» Entries provided:
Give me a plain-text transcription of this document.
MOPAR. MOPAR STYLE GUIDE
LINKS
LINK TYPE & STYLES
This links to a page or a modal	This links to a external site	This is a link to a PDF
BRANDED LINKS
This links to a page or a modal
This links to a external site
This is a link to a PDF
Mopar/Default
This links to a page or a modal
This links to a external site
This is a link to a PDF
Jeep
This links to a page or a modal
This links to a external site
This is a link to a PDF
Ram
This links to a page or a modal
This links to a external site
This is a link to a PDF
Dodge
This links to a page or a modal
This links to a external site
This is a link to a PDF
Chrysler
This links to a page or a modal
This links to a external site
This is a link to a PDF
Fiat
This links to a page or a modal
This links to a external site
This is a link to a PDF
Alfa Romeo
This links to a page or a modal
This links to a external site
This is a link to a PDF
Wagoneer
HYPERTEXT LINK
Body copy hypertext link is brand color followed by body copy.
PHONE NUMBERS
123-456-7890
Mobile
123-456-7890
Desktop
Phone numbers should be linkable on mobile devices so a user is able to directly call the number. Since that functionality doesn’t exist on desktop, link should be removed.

» To be done: Set down each entry again, unchanged.

» Problem solution:
Give me a plain-text transcription of this document.
MOPAR. MOPAR STYLE GUIDE
LINKS
LINK TYPE & STYLES
This links to a page or a modal	This links to a external site	This is a link to a PDF
BRANDED LINKS
This links to a page or a modal
This links to a external site
This is a link to a PDF
Mopar/Default
This links to a page or a modal
This links to a external site
This is a link to a PDF
Jeep
This links to a page or a modal
This links to a external site
This is a link to a PDF
Ram
This links to a page or a modal
This links to a external site
This is a link to a PDF
Dodge
This links to a page or a modal
This links to a external site
This is a link to a PDF
Chrysler
This links to a page or a modal
This links to a external site
This is a link to a PDF
Fiat
This links to a page or a modal
This links to a external site
This is a link to a PDF
Alfa Romeo
This links to a page or a modal
This links to a external site
This is a link to a PDF
Wagoneer
HYPERTEXT LINK
Body copy hypertext link is brand color followed by body copy.
PHONE NUMBERS
123-456-7890
Mobile
123-456-7890
Desktop
Phone numbers should be linkable on mobile devices so a user is able to directly call the number. Since that functionality doesn’t exist on desktop, link should be removed.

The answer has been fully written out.